- [What is expected]
Report how many lines contain "background". Give the number and nothing else.

- [Data extract]

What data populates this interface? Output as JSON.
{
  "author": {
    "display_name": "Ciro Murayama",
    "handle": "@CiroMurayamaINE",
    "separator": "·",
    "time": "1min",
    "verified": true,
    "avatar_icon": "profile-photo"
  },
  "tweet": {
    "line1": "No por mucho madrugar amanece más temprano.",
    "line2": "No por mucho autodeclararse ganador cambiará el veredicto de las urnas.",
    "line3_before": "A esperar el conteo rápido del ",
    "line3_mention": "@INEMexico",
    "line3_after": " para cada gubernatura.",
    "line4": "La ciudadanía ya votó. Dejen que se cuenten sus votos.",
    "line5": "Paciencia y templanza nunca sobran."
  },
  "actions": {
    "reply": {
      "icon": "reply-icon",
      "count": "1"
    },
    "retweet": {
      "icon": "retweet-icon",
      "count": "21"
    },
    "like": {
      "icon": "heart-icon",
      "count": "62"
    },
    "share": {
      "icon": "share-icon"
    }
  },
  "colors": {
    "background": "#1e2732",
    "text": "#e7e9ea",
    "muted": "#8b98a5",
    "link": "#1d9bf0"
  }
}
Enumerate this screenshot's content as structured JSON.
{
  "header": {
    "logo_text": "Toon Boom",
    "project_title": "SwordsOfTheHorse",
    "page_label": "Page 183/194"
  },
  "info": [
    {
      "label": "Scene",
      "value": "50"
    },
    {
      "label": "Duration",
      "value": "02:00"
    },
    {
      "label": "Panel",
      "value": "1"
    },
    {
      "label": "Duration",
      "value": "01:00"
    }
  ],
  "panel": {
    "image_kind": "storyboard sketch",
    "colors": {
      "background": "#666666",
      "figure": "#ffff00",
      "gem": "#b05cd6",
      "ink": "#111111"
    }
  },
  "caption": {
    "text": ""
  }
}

- [Final result]
2